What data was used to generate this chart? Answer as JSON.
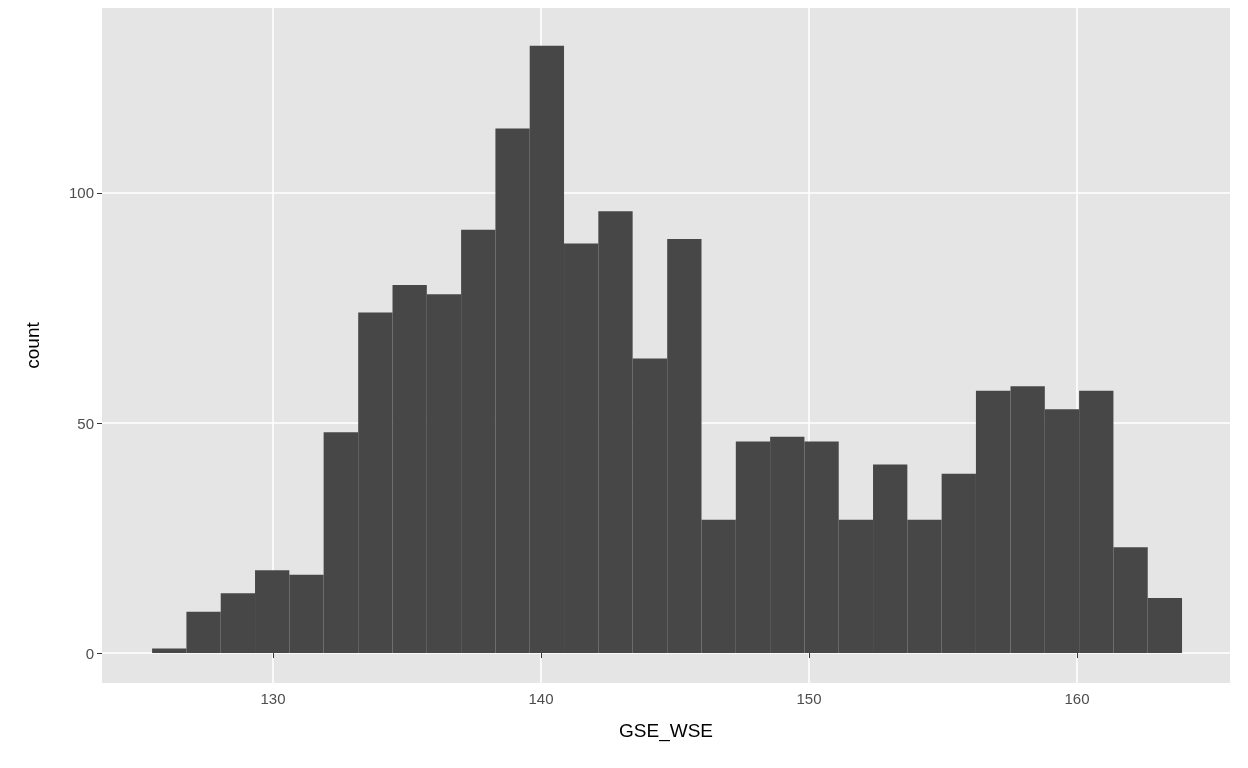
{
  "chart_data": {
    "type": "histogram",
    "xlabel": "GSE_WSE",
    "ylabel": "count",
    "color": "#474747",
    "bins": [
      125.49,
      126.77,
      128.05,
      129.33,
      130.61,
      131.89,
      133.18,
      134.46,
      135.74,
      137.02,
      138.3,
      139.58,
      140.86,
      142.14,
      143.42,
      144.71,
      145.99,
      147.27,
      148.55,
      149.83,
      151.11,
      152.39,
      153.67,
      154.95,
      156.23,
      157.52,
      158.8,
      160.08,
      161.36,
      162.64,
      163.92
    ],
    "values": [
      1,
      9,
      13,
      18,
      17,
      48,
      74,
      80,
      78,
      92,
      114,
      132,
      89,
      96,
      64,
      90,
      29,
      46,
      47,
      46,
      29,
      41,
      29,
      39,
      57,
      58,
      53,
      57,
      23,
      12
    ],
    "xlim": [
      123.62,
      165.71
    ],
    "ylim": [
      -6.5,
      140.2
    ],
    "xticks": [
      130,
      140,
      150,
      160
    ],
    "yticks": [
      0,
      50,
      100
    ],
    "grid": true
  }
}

• • • • • • •

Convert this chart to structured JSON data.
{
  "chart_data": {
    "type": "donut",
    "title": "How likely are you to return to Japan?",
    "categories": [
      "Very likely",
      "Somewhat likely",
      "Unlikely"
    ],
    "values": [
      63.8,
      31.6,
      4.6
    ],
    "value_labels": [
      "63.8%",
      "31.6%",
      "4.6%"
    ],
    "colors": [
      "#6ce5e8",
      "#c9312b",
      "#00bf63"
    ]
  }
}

• • • • • • •

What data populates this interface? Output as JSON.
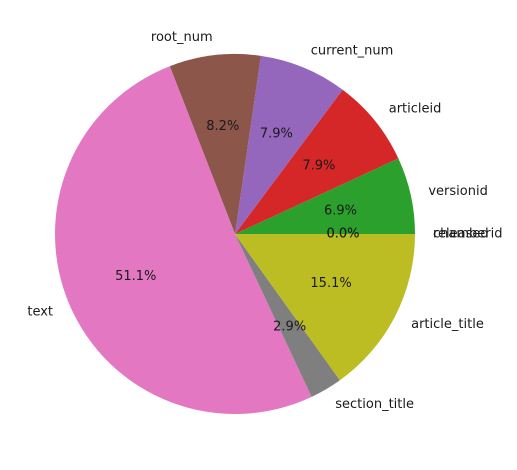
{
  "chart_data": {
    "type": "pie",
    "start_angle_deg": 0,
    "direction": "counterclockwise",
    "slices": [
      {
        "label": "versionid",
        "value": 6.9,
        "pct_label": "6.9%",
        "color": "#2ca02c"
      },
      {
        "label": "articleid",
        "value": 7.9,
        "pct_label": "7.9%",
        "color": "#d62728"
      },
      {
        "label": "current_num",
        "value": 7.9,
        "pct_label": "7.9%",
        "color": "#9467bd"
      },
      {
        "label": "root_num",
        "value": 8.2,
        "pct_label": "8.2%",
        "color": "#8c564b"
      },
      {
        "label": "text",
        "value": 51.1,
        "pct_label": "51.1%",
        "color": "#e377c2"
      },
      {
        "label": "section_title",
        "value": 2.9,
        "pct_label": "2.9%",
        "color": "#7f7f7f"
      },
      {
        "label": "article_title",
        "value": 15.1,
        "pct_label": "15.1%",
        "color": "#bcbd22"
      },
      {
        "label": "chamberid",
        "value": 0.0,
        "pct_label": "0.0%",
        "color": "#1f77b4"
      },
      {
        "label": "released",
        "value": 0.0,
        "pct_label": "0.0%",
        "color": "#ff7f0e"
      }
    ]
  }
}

• • • • • • •

Extract every line of the records above that contains the word "JSON".

▶ **Correct response**
What data was used to generate this chart? Answer as JSON.
Convert this chart to structured JSON data.
What data populates this interface? Output as JSON.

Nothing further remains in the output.